**Records provided**

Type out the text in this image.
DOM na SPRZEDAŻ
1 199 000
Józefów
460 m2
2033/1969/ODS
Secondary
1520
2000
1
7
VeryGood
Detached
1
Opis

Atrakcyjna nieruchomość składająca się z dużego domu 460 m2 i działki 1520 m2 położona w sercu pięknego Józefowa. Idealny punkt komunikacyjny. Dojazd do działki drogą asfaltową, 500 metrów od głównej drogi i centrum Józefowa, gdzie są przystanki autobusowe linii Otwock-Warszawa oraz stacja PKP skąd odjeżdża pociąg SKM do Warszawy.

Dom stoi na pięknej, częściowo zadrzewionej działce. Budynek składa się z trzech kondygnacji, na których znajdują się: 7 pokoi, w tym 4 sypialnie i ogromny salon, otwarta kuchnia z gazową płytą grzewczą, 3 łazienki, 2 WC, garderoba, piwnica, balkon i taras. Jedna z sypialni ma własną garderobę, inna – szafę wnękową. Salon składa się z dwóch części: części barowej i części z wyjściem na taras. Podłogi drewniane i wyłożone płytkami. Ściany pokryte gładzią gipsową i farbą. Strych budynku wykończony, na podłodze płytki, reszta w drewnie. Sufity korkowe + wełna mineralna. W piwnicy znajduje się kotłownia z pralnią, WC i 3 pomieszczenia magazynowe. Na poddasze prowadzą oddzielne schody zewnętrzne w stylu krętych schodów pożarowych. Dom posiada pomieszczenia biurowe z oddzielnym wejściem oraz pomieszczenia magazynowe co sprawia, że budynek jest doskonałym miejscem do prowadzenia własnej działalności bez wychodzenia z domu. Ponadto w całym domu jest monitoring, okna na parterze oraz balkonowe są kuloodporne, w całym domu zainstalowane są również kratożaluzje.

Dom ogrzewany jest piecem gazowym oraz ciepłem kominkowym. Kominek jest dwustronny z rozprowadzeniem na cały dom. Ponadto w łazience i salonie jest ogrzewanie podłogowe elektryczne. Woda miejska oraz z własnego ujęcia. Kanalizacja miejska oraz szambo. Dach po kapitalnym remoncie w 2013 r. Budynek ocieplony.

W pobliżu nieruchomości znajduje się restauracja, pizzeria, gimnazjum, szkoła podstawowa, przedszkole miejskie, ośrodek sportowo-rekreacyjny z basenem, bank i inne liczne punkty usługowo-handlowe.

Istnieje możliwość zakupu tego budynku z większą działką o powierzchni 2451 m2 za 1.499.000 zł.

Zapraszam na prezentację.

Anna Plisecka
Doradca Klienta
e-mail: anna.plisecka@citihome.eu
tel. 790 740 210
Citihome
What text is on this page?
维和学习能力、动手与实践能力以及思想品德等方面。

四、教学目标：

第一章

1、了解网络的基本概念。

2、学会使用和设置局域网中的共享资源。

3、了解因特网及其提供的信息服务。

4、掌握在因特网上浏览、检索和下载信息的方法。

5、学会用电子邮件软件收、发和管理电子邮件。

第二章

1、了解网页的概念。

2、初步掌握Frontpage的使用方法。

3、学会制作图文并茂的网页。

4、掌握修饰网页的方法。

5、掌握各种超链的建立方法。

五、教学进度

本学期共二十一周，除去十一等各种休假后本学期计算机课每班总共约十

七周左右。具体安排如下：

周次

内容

**Exercise brief**
Write out every line of the material again, exactly as it reads.

**Worked answer**
Type out the text in this image.
DOM na SPRZEDAŻ
1 199 000
Józefów
460 m2
2033/1969/ODS
Secondary
1520
2000
1
7
VeryGood
Detached
1
Opis

Atrakcyjna nieruchomość składająca się z dużego domu 460 m2 i działki 1520 m2 położona w sercu pięknego Józefowa. Idealny punkt komunikacyjny. Dojazd do działki drogą asfaltową, 500 metrów od głównej drogi i centrum Józefowa, gdzie są przystanki autobusowe linii Otwock-Warszawa oraz stacja PKP skąd odjeżdża pociąg SKM do Warszawy.

Dom stoi na pięknej, częściowo zadrzewionej działce. Budynek składa się z trzech kondygnacji, na których znajdują się: 7 pokoi, w tym 4 sypialnie i ogromny salon, otwarta kuchnia z gazową płytą grzewczą, 3 łazienki, 2 WC, garderoba, piwnica, balkon i taras. Jedna z sypialni ma własną garderobę, inna – szafę wnękową. Salon składa się z dwóch części: części barowej i części z wyjściem na taras. Podłogi drewniane i wyłożone płytkami. Ściany pokryte gładzią gipsową i farbą. Strych budynku wykończony, na podłodze płytki, reszta w drewnie. Sufity korkowe + wełna mineralna. W piwnicy znajduje się kotłownia z pralnią, WC i 3 pomieszczenia magazynowe. Na poddasze prowadzą oddzielne schody zewnętrzne w stylu krętych schodów pożarowych. Dom posiada pomieszczenia biurowe z oddzielnym wejściem oraz pomieszczenia magazynowe co sprawia, że budynek jest doskonałym miejscem do prowadzenia własnej działalności bez wychodzenia z domu. Ponadto w całym domu jest monitoring, okna na parterze oraz balkonowe są kuloodporne, w całym domu zainstalowane są również kratożaluzje.

Dom ogrzewany jest piecem gazowym oraz ciepłem kominkowym. Kominek jest dwustronny z rozprowadzeniem na cały dom. Ponadto w łazience i salonie jest ogrzewanie podłogowe elektryczne. Woda miejska oraz z własnego ujęcia. Kanalizacja miejska oraz szambo. Dach po kapitalnym remoncie w 2013 r. Budynek ocieplony.

W pobliżu nieruchomości znajduje się restauracja, pizzeria, gimnazjum, szkoła podstawowa, przedszkole miejskie, ośrodek sportowo-rekreacyjny z basenem, bank i inne liczne punkty usługowo-handlowe.

Istnieje możliwość zakupu tego budynku z większą działką o powierzchni 2451 m2 za 1.499.000 zł.

Zapraszam na prezentację.

Anna Plisecka
Doradca Klienta
e-mail: anna.plisecka@citihome.eu
tel. 790 740 210
Citihome
What text is on this page?
维和学习能力、动手与实践能力以及思想品德等方面。

四、教学目标：

第一章

1、了解网络的基本概念。

2、学会使用和设置局域网中的共享资源。

3、了解因特网及其提供的信息服务。

4、掌握在因特网上浏览、检索和下载信息的方法。

5、学会用电子邮件软件收、发和管理电子邮件。

第二章

1、了解网页的概念。

2、初步掌握Frontpage的使用方法。

3、学会制作图文并茂的网页。

4、掌握修饰网页的方法。

5、掌握各种超链的建立方法。

五、教学进度

本学期共二十一周，除去十一等各种休假后本学期计算机课每班总共约十

七周左右。具体安排如下：

周次

内容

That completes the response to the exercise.